* _Task objective_
What is the number of lines holding the word "心中感到一种从来没有过的难受"? Write that number and nothing else.

# start of Entries shown

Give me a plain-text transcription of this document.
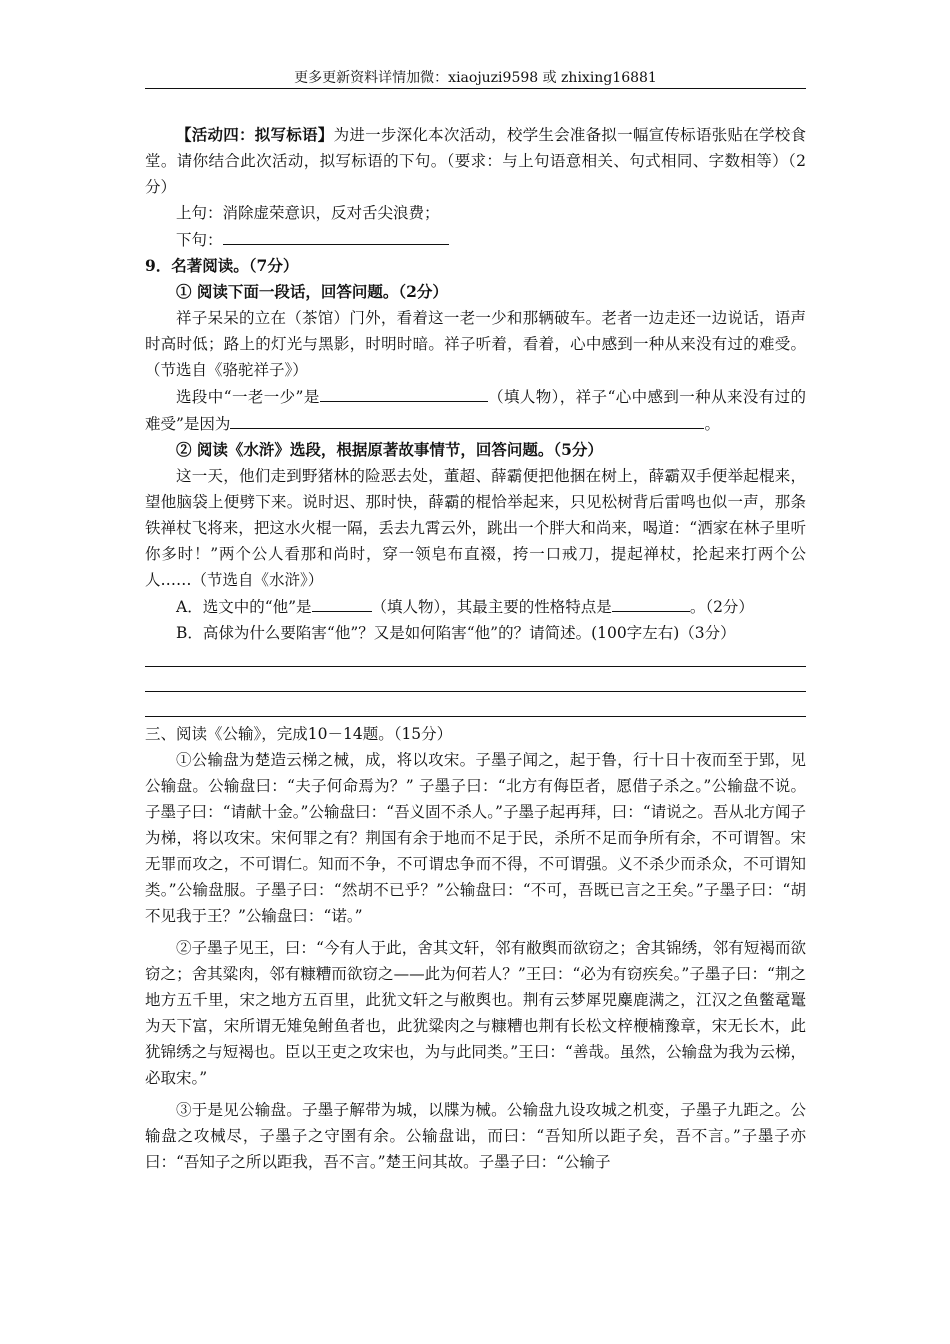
更多更新资料详情加微：xiaojuzi9598 或 zhixing16881

【活动四：拟写标语】为进一步深化本次活动，校学生会准备拟一幅宣传标语张贴在学校食堂。请你结合此次活动，拟写标语的下句。（要求：与上句语意相关、句式相同、字数相等）（2分）

上句：消除虚荣意识，反对舌尖浪费；

下句：

9．名著阅读。（7分）

① 阅读下面一段话，回答问题。（2分）

祥子呆呆的立在（茶馆）门外，看着这一老一少和那辆破车。老者一边走还一边说话，语声时高时低；路上的灯光与黑影，时明时暗。祥子听着，看着，心中感到一种从来没有过的难受。 （节选自《骆驼祥子》）

选段中“一老一少”是	（填人物），祥子“心中感到一种从来没有过的难受”是因为	。

② 阅读《水浒》选段，根据原著故事情节，回答问题。（5分）

这一天，他们走到野猪林的险恶去处，董超、薛霸便把他捆在树上，薛霸双手便举起棍来，望他脑袋上便劈下来。说时迟、那时快，薛霸的棍恰举起来，只见松树背后雷鸣也似一声，那条铁禅杖飞将来，把这水火棍一隔，丢去九霄云外，跳出一个胖大和尚来，喝道：“洒家在林子里听你多时！”两个公人看那和尚时，穿一领皂布直裰，挎一口戒刀，提起禅杖，抡起来打两个公人……（节选自《水浒》）

A．选文中的“他”是	（填人物），其最主要的性格特点是	。（2分）

B．高俅为什么要陷害“他”？又是如何陷害“他”的？请简述。(100字左右)（3分）

三、阅读《公输》，完成10－14题。（15分）

①公输盘为楚造云梯之械，成，将以攻宋。子墨子闻之，起于鲁，行十日十夜而至于郢，见公输盘。公输盘曰：“夫子何命焉为？” 子墨子曰：“北方有侮臣者，愿借子杀之。”公输盘不说。子墨子曰：“请献十金。”公输盘曰：“吾义固不杀人。”子墨子起再拜，曰：“请说之。吾从北方闻子为梯，将以攻宋。宋何罪之有？荆国有余于地而不足于民，杀所不足而争所有余，不可谓智。宋无罪而攻之，不可谓仁。知而不争，不可谓忠争而不得，不可谓强。义不杀少而杀众，不可谓知类。”公输盘服。子墨子曰：“然胡不已乎？”公输盘曰：“不可，吾既已言之王矣。”子墨子曰：“胡不见我于王？”公输盘曰：“诺。”

②子墨子见王，曰：“今有人于此，舍其文轩，邻有敝舆而欲窃之；舍其锦绣，邻有短褐而欲窃之；舍其粱肉，邻有糠糟而欲窃之——此为何若人？”王曰：“必为有窃疾矣。”子墨子曰：“荆之地方五千里，宋之地方五百里，此犹文轩之与敝舆也。荆有云梦犀兕麋鹿满之，江汉之鱼鳖鼋鼍为天下富，宋所谓无雉兔鲋鱼者也，此犹粱肉之与糠糟也荆有长松文梓楩楠豫章，宋无长木，此犹锦绣之与短褐也。臣以王吏之攻宋也，为与此同类。”王曰：“善哉。虽然，公输盘为我为云梯，必取宋。”

③于是见公输盘。子墨子解带为城，以牒为械。公输盘九设攻城之机变，子墨子九距之。公输盘之攻械尽，子墨子之守圉有余。公输盘诎，而曰：“吾知所以距子矣，吾不言。”子墨子亦曰：“吾知子之所以距我，吾不言。”楚王问其故。子墨子曰：“公输子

# end of Entries shown

* _Result for this exercise_
2